GIVEN INSTRUCTION: Return the records, each one exactly as written.

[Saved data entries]
◇ ◇ ◇ ◇

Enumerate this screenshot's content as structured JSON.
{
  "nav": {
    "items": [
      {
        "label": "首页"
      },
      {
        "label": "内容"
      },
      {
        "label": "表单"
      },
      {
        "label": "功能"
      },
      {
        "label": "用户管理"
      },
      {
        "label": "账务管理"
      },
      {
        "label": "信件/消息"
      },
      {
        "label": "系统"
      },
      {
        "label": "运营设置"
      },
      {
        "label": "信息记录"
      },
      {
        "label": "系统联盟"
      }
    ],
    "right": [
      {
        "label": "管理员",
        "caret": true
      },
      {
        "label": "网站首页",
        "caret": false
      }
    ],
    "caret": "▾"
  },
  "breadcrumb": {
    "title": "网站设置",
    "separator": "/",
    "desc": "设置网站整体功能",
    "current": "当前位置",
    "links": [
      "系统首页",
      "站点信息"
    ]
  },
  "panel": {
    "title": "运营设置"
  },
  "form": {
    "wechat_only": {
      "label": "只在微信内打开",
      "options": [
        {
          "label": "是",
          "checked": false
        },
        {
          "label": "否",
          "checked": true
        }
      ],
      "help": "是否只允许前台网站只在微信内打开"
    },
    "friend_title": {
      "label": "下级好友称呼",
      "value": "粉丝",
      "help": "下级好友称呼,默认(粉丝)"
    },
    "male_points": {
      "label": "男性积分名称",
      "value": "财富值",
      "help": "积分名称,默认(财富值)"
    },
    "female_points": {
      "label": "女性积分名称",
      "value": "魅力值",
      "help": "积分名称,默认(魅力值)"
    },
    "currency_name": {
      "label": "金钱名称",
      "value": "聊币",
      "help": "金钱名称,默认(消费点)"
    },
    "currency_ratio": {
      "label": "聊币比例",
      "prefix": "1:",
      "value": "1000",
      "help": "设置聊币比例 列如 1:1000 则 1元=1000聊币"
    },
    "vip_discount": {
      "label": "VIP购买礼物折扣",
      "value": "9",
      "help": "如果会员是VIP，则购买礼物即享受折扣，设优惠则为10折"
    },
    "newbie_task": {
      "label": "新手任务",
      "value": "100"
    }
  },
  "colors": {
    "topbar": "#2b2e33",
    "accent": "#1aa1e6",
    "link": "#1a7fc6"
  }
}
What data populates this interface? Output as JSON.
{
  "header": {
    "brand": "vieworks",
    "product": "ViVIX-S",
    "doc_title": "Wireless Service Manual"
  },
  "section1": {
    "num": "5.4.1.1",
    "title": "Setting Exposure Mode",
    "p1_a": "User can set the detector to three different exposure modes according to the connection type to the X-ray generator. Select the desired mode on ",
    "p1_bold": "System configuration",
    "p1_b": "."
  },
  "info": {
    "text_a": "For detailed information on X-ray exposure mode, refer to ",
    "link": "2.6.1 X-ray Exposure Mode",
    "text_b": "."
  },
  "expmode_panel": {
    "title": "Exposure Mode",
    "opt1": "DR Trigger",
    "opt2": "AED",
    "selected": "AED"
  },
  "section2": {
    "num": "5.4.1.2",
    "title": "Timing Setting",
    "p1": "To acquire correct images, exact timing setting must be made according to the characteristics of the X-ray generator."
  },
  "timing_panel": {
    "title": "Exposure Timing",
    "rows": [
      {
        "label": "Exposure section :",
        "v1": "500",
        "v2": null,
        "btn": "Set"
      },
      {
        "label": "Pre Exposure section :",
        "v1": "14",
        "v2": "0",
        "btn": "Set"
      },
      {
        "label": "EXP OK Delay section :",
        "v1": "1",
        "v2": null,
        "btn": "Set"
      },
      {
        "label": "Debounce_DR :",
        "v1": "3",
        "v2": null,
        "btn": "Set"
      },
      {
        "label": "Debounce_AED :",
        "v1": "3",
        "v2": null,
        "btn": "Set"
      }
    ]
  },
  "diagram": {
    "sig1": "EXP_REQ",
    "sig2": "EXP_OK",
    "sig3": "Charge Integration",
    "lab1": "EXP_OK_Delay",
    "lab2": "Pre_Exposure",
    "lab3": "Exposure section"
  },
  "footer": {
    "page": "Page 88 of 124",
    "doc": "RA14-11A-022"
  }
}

◇ ◇ ◇ ◇

SOLVED EXERCISE:
Enumerate this screenshot's content as structured JSON.
{
  "nav": {
    "items": [
      {
        "label": "首页"
      },
      {
        "label": "内容"
      },
      {
        "label": "表单"
      },
      {
        "label": "功能"
      },
      {
        "label": "用户管理"
      },
      {
        "label": "账务管理"
      },
      {
        "label": "信件/消息"
      },
      {
        "label": "系统"
      },
      {
        "label": "运营设置"
      },
      {
        "label": "信息记录"
      },
      {
        "label": "系统联盟"
      }
    ],
    "right": [
      {
        "label": "管理员",
        "caret": true
      },
      {
        "label": "网站首页",
        "caret": false
      }
    ],
    "caret": "▾"
  },
  "breadcrumb": {
    "title": "网站设置",
    "separator": "/",
    "desc": "设置网站整体功能",
    "current": "当前位置",
    "links": [
      "系统首页",
      "站点信息"
    ]
  },
  "panel": {
    "title": "运营设置"
  },
  "form": {
    "wechat_only": {
      "label": "只在微信内打开",
      "options": [
        {
          "label": "是",
          "checked": false
        },
        {
          "label": "否",
          "checked": true
        }
      ],
      "help": "是否只允许前台网站只在微信内打开"
    },
    "friend_title": {
      "label": "下级好友称呼",
      "value": "粉丝",
      "help": "下级好友称呼,默认(粉丝)"
    },
    "male_points": {
      "label": "男性积分名称",
      "value": "财富值",
      "help": "积分名称,默认(财富值)"
    },
    "female_points": {
      "label": "女性积分名称",
      "value": "魅力值",
      "help": "积分名称,默认(魅力值)"
    },
    "currency_name": {
      "label": "金钱名称",
      "value": "聊币",
      "help": "金钱名称,默认(消费点)"
    },
    "currency_ratio": {
      "label": "聊币比例",
      "prefix": "1:",
      "value": "1000",
      "help": "设置聊币比例 列如 1:1000 则 1元=1000聊币"
    },
    "vip_discount": {
      "label": "VIP购买礼物折扣",
      "value": "9",
      "help": "如果会员是VIP，则购买礼物即享受折扣，设优惠则为10折"
    },
    "newbie_task": {
      "label": "新手任务",
      "value": "100"
    }
  },
  "colors": {
    "topbar": "#2b2e33",
    "accent": "#1aa1e6",
    "link": "#1a7fc6"
  }
}
What data populates this interface? Output as JSON.
{
  "header": {
    "brand": "vieworks",
    "product": "ViVIX-S",
    "doc_title": "Wireless Service Manual"
  },
  "section1": {
    "num": "5.4.1.1",
    "title": "Setting Exposure Mode",
    "p1_a": "User can set the detector to three different exposure modes according to the connection type to the X-ray generator. Select the desired mode on ",
    "p1_bold": "System configuration",
    "p1_b": "."
  },
  "info": {
    "text_a": "For detailed information on X-ray exposure mode, refer to ",
    "link": "2.6.1 X-ray Exposure Mode",
    "text_b": "."
  },
  "expmode_panel": {
    "title": "Exposure Mode",
    "opt1": "DR Trigger",
    "opt2": "AED",
    "selected": "AED"
  },
  "section2": {
    "num": "5.4.1.2",
    "title": "Timing Setting",
    "p1": "To acquire correct images, exact timing setting must be made according to the characteristics of the X-ray generator."
  },
  "timing_panel": {
    "title": "Exposure Timing",
    "rows": [
      {
        "label": "Exposure section :",
        "v1": "500",
        "v2": null,
        "btn": "Set"
      },
      {
        "label": "Pre Exposure section :",
        "v1": "14",
        "v2": "0",
        "btn": "Set"
      },
      {
        "label": "EXP OK Delay section :",
        "v1": "1",
        "v2": null,
        "btn": "Set"
      },
      {
        "label": "Debounce_DR :",
        "v1": "3",
        "v2": null,
        "btn": "Set"
      },
      {
        "label": "Debounce_AED :",
        "v1": "3",
        "v2": null,
        "btn": "Set"
      }
    ]
  },
  "diagram": {
    "sig1": "EXP_REQ",
    "sig2": "EXP_OK",
    "sig3": "Charge Integration",
    "lab1": "EXP_OK_Delay",
    "lab2": "Pre_Exposure",
    "lab3": "Exposure section"
  },
  "footer": {
    "page": "Page 88 of 124",
    "doc": "RA14-11A-022"
  }
}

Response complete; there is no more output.